**TASK MATERIAL**:

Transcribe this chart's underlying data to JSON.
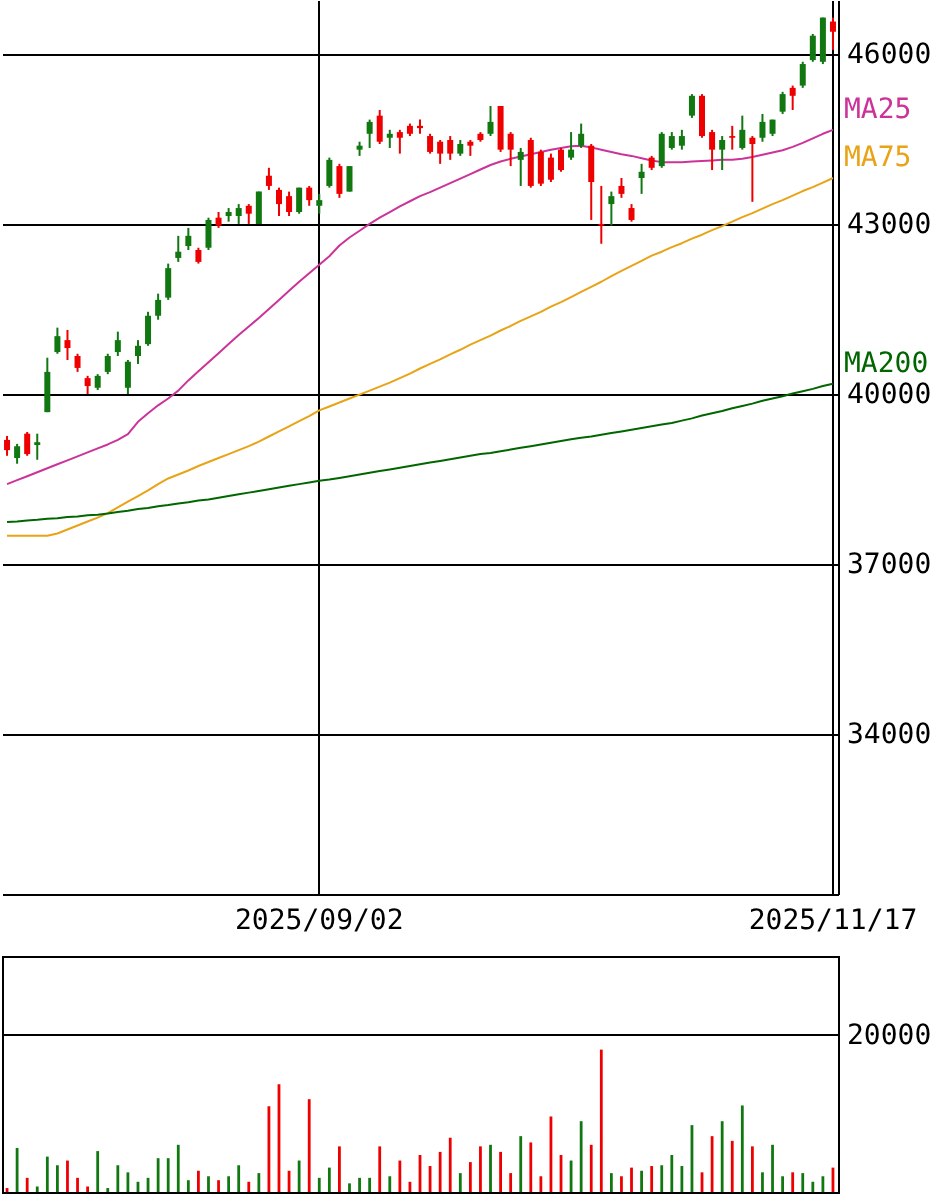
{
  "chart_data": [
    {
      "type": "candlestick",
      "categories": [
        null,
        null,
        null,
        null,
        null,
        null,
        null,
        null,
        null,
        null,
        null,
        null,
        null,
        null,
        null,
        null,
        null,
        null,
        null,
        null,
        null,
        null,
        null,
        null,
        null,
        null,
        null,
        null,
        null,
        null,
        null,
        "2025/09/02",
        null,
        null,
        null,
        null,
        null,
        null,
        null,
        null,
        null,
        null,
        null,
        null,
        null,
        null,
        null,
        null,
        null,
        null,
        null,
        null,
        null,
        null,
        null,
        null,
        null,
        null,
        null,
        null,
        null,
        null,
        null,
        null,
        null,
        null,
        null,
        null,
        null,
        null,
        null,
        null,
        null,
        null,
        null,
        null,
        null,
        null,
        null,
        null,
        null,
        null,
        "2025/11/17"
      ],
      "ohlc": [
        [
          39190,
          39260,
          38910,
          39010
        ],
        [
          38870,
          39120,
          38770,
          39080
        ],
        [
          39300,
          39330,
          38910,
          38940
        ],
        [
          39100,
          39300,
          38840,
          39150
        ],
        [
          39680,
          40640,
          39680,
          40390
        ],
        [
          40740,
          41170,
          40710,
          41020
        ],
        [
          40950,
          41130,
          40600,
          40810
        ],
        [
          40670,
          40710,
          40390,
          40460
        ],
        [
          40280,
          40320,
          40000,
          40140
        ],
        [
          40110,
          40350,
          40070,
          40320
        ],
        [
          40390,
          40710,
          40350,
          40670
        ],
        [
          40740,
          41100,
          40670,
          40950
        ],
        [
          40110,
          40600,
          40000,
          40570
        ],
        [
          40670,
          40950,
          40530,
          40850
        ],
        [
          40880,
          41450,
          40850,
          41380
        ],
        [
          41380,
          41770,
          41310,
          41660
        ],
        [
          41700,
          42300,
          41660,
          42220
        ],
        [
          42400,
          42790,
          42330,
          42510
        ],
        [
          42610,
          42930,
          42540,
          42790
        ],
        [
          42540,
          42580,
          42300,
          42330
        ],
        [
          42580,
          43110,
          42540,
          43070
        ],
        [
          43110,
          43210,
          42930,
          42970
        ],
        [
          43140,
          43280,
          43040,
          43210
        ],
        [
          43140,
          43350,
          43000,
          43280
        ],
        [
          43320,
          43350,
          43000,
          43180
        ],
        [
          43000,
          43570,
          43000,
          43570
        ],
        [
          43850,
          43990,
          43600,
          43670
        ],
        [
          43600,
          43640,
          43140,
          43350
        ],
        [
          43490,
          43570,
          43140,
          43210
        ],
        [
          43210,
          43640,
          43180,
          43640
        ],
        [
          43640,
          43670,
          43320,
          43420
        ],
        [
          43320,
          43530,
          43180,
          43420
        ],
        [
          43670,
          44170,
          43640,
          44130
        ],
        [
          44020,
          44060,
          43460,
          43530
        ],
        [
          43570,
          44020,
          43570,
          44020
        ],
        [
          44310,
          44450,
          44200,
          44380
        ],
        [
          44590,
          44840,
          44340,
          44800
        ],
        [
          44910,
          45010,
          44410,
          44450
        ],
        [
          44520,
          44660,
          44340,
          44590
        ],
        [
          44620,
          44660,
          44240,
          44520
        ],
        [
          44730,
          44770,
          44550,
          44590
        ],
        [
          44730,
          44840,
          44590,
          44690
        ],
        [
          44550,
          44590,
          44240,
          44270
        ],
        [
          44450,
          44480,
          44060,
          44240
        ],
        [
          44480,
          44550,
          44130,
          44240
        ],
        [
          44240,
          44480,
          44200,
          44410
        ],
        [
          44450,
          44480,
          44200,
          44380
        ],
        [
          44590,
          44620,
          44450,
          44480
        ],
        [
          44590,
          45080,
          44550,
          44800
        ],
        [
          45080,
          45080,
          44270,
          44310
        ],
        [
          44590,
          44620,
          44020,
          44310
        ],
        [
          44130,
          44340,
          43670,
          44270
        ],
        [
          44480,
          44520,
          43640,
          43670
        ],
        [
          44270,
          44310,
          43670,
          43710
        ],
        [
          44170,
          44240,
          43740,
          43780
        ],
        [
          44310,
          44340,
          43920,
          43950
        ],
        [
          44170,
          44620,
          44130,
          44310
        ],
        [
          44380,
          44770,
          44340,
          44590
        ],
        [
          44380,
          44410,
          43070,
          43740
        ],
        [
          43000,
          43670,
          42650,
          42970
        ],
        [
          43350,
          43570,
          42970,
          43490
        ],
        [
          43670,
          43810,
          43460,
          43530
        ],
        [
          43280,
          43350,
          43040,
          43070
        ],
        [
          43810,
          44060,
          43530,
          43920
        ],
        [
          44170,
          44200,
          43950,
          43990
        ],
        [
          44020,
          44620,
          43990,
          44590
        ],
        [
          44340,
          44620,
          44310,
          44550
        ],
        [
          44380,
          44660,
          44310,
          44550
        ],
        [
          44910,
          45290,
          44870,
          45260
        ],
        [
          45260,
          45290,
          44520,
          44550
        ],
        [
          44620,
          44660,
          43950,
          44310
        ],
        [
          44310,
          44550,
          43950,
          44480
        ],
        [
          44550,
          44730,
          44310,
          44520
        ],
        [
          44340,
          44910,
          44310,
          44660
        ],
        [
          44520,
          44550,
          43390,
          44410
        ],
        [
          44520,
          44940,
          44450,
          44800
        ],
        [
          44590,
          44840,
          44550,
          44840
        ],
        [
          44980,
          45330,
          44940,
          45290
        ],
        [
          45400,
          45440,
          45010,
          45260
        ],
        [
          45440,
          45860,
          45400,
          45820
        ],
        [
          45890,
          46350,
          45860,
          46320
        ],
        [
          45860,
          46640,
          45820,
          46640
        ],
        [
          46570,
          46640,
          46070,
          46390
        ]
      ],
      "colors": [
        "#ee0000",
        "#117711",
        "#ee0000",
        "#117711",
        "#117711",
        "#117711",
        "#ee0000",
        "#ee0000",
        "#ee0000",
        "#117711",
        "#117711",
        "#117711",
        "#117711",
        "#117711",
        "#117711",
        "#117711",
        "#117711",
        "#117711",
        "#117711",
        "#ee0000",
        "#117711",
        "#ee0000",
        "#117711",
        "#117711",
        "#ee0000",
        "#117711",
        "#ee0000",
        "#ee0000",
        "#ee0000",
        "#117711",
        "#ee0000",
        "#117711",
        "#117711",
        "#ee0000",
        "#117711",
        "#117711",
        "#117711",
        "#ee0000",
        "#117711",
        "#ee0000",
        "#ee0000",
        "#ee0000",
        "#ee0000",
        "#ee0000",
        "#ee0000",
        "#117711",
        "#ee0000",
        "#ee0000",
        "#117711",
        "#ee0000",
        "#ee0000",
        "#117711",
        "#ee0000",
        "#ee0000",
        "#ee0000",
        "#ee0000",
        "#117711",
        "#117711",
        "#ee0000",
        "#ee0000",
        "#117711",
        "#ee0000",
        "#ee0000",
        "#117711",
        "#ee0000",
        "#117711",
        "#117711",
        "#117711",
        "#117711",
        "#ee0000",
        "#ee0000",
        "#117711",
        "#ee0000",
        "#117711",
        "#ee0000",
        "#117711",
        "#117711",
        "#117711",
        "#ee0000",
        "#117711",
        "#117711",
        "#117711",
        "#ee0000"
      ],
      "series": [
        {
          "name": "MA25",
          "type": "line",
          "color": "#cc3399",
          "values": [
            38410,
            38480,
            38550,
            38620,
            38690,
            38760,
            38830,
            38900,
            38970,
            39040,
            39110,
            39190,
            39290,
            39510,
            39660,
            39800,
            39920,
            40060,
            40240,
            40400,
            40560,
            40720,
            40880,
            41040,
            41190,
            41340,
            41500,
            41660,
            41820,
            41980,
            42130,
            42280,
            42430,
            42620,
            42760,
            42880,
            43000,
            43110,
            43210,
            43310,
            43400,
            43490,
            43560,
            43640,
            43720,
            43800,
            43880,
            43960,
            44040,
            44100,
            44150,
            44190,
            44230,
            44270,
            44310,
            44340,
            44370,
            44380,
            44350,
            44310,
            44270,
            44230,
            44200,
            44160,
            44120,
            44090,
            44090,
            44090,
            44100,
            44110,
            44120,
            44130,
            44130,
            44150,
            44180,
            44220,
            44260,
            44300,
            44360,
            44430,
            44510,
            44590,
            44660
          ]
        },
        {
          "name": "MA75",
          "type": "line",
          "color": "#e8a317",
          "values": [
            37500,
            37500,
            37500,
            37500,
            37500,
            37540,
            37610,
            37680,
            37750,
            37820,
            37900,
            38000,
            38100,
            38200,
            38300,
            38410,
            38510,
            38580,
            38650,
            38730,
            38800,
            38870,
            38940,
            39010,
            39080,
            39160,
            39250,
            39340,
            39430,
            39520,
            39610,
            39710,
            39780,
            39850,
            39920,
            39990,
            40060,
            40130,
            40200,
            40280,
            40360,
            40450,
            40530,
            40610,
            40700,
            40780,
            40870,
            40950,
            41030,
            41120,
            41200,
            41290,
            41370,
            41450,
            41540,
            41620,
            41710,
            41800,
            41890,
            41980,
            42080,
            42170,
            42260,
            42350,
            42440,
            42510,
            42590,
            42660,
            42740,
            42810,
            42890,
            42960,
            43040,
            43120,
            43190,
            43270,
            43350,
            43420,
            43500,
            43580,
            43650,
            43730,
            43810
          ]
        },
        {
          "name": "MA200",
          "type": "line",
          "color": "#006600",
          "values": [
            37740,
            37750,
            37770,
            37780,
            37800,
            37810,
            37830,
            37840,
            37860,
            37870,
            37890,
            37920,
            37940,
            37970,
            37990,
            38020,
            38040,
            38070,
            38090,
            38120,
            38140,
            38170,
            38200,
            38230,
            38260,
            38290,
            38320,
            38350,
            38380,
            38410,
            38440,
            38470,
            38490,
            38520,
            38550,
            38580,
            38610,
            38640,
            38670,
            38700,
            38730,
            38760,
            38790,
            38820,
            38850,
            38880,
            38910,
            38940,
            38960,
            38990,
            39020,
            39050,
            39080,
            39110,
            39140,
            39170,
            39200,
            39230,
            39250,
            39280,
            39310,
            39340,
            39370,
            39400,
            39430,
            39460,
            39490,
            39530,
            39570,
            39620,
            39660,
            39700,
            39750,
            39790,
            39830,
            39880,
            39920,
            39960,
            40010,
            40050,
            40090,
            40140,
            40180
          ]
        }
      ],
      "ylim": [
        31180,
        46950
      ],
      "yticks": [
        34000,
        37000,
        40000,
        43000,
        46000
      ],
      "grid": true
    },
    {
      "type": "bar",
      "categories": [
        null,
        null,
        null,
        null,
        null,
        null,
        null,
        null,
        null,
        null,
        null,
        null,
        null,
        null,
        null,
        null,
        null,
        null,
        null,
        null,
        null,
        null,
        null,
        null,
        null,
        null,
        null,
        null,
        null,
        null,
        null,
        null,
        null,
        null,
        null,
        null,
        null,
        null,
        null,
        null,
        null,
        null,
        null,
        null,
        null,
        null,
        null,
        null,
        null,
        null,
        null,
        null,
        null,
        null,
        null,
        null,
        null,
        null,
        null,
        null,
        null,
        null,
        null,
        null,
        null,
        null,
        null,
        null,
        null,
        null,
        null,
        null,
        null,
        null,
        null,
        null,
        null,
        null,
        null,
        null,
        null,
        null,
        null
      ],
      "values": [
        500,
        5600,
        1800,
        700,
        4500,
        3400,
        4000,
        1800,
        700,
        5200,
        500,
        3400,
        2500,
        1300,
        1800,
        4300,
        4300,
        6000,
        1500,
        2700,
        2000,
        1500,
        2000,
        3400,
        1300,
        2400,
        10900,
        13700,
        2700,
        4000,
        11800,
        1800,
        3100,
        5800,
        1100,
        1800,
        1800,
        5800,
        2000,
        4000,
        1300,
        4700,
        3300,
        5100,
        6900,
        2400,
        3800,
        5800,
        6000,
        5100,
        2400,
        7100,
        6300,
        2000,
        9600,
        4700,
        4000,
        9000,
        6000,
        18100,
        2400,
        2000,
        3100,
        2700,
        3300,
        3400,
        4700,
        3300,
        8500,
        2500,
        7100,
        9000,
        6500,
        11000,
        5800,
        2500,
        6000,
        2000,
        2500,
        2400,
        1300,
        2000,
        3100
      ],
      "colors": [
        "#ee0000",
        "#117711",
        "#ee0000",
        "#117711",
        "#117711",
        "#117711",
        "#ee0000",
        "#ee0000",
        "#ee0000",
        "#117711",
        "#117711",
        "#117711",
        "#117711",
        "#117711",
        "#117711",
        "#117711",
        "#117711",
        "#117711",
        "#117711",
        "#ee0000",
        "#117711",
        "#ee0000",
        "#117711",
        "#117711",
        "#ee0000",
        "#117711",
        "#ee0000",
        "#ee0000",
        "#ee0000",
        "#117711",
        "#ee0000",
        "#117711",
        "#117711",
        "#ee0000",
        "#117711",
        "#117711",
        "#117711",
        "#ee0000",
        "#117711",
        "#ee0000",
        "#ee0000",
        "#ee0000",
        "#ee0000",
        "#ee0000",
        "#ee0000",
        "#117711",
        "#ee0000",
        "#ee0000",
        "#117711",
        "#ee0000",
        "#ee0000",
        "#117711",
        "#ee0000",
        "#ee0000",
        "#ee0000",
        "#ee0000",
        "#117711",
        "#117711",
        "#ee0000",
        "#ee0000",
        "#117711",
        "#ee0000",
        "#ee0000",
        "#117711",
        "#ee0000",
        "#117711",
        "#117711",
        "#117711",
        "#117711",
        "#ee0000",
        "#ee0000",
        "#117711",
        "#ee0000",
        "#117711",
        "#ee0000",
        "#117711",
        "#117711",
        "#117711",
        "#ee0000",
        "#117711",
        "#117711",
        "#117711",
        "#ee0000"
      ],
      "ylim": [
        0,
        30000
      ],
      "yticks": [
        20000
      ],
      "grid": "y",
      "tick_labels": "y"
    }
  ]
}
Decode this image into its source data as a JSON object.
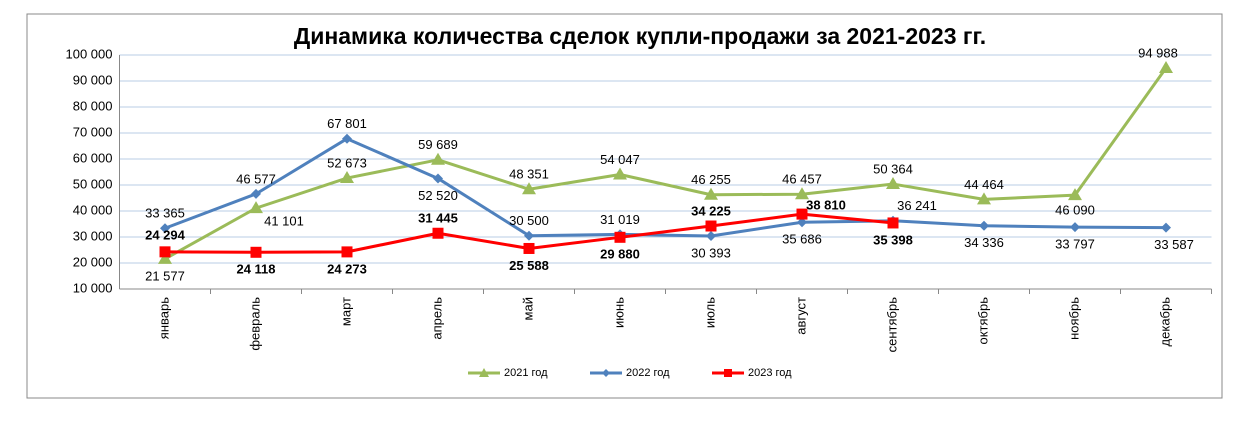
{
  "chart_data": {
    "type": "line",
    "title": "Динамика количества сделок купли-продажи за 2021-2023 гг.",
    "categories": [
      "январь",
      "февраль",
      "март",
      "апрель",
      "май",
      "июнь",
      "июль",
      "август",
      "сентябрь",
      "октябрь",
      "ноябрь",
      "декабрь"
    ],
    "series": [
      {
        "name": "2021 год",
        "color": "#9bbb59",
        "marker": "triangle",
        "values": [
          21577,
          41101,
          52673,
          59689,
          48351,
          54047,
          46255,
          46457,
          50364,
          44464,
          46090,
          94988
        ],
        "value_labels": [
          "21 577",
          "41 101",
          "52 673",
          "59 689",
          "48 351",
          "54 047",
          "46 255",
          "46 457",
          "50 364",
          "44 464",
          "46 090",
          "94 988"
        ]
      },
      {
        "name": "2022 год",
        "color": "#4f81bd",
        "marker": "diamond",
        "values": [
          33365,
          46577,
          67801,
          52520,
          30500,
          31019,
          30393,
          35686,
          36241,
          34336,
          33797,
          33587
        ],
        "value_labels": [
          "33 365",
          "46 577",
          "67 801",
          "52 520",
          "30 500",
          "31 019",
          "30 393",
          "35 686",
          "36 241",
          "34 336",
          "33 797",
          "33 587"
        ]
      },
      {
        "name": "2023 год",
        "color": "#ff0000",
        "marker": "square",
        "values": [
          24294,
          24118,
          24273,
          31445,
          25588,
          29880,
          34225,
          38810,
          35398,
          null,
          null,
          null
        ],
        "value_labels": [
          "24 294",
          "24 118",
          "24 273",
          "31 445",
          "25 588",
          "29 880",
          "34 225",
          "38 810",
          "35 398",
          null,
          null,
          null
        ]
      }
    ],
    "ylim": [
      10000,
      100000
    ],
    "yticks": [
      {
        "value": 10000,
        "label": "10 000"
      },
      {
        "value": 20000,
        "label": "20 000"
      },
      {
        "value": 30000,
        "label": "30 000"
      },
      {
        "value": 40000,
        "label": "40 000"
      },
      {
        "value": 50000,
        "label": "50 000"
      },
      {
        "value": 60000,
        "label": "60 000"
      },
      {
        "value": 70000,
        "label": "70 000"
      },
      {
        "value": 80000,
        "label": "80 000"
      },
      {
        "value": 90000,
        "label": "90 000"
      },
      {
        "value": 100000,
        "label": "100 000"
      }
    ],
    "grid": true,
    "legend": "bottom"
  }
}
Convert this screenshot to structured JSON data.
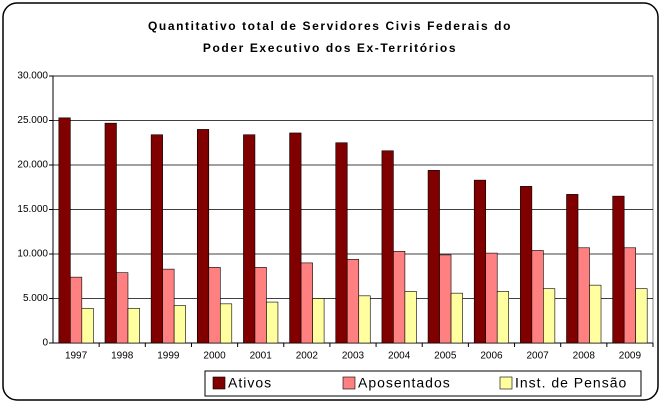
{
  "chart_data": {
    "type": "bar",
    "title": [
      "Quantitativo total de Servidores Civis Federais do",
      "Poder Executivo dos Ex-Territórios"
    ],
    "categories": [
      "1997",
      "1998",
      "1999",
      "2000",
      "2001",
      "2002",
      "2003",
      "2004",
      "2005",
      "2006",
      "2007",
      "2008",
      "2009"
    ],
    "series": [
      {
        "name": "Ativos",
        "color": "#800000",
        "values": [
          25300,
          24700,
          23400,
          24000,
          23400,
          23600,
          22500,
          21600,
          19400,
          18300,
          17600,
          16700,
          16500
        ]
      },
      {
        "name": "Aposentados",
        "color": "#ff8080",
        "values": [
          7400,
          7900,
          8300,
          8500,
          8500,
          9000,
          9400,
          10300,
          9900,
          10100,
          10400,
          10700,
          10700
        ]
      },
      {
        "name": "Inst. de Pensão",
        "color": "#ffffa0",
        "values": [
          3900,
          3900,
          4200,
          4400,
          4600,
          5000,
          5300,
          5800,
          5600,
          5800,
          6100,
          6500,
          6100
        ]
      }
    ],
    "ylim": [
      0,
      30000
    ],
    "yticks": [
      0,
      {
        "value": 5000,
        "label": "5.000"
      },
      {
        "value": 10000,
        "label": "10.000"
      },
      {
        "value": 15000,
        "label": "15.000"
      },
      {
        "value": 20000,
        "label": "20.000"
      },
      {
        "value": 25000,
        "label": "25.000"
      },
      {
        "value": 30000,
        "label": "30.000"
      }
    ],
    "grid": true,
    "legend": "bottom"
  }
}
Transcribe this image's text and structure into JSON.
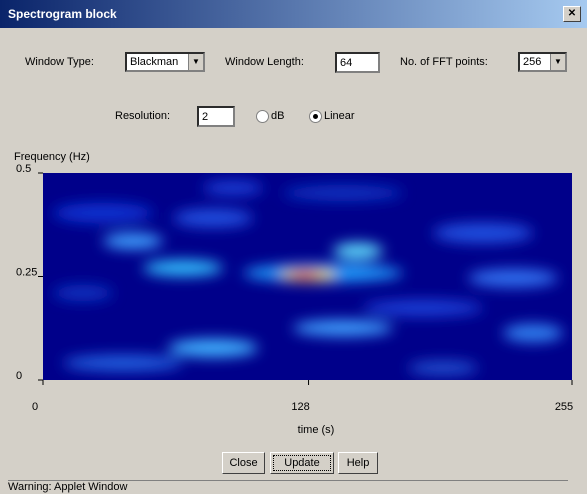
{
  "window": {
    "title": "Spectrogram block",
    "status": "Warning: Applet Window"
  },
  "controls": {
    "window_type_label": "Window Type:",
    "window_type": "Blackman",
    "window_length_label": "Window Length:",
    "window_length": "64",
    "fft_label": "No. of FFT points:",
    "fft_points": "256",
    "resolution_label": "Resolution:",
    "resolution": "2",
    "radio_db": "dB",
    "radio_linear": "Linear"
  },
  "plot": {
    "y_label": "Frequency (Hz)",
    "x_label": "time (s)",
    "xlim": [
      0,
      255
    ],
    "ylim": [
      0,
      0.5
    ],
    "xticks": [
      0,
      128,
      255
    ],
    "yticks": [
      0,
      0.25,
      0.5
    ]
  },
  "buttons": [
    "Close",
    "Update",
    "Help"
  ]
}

**SHORT PROBLEM**: Extract every line containing the string "JSON" from the material.

**OUTPUT FOR THIS TASK**:
Transcribe this chart's underlying data to JSON.
Decode this image into its source data as a JSON object.
Convert this screenshot to structured JSON data.
Transcribe this image's text and structure into JSON.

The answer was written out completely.